##### PROVIDED RECORDS #####

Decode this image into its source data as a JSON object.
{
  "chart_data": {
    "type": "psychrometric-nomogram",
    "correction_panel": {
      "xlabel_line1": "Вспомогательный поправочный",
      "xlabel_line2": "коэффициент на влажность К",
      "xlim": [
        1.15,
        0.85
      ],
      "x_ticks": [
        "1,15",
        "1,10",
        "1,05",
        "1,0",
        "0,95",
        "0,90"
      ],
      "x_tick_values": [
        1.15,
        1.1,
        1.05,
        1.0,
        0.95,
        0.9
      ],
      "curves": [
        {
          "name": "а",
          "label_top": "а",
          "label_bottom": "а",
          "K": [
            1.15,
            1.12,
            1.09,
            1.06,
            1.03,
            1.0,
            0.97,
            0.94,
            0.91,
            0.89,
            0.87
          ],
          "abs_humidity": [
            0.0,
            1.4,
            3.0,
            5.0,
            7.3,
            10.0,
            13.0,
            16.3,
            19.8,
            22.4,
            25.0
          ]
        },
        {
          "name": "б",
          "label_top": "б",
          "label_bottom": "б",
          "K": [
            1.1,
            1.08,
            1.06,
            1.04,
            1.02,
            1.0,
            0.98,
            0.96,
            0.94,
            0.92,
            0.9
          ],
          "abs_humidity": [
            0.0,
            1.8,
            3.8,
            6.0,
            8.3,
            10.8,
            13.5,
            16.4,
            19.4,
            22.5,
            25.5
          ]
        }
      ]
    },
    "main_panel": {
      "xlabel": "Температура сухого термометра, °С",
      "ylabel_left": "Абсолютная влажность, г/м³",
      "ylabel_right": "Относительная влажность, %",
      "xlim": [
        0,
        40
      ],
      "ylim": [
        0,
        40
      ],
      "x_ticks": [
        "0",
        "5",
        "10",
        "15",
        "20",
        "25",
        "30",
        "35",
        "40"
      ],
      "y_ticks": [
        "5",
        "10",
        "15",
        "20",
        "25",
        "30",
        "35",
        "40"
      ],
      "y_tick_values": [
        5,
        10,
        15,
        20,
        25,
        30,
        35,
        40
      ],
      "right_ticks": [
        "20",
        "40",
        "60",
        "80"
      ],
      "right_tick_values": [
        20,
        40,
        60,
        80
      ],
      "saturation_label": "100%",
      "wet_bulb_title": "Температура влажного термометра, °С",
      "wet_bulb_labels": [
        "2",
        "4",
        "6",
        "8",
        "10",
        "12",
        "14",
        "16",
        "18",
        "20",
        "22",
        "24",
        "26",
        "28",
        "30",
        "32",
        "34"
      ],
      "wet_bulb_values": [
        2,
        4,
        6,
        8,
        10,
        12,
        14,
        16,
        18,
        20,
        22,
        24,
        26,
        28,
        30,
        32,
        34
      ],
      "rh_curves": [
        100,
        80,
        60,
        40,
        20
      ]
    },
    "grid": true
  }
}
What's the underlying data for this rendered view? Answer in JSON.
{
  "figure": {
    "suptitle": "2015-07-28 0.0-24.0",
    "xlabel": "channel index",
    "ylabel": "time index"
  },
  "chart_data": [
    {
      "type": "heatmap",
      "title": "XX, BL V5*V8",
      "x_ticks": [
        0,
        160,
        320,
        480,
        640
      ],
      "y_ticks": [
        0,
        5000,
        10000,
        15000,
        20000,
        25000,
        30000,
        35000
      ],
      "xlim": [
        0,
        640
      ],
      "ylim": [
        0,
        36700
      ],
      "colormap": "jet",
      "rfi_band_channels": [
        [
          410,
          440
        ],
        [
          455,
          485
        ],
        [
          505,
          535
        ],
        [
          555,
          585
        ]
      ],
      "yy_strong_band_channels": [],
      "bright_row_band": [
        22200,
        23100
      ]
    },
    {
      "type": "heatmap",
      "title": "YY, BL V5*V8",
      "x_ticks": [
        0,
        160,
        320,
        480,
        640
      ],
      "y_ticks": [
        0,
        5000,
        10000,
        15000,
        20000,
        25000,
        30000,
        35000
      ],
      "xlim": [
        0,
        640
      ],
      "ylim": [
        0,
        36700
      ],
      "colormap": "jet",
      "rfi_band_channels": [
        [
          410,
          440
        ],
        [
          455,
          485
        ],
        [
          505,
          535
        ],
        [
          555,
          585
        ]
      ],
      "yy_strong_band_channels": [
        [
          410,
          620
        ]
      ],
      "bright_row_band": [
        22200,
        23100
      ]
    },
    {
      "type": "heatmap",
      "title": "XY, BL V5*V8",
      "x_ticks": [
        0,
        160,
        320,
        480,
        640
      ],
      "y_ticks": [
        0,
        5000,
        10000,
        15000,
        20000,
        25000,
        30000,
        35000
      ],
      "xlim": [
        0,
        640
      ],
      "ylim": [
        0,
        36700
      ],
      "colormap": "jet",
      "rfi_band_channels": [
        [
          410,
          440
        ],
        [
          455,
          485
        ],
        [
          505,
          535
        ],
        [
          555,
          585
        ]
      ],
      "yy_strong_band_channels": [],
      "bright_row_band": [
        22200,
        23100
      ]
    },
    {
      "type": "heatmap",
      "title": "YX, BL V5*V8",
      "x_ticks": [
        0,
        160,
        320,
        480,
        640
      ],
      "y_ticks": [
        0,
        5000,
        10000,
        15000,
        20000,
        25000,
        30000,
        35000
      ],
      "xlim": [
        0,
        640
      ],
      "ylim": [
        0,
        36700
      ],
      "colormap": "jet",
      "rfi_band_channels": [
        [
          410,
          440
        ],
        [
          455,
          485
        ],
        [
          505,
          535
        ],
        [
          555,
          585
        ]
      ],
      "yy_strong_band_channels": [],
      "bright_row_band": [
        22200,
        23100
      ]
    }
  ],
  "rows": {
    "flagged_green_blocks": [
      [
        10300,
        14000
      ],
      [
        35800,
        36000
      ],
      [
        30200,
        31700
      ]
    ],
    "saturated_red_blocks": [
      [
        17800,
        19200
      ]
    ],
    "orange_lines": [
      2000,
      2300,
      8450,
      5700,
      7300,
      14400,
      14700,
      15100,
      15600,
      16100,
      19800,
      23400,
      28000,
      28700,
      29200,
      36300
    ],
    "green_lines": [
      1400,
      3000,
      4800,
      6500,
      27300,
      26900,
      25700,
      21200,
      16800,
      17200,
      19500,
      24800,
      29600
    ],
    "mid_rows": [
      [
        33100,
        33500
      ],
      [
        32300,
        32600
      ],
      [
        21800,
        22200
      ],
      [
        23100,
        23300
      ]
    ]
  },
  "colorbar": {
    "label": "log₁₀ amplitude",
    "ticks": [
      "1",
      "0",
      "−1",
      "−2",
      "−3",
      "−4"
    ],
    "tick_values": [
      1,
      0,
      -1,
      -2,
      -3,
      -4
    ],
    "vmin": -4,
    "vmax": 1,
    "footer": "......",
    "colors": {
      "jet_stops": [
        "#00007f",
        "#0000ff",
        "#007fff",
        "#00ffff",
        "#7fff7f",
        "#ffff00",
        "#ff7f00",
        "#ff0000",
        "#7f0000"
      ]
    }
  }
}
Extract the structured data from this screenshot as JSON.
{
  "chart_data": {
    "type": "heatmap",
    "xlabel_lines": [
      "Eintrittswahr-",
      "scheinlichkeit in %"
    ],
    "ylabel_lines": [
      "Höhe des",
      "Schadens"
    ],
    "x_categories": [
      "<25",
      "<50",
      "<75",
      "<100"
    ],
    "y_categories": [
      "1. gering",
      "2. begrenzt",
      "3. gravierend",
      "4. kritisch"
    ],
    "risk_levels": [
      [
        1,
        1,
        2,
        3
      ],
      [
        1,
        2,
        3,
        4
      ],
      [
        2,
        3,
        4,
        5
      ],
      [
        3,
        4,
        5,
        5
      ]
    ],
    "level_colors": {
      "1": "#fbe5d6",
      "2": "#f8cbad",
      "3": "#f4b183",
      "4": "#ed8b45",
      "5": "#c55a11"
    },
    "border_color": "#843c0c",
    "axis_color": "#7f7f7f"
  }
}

#####

Using the listing, copy every line where the word "термометра" shows up.

_ANSWER FOR THIS EXERCISE_
      "xlabel": "Температура сухого термометра, °С",
      "wet_bulb_title": "Температура влажного термометра, °С",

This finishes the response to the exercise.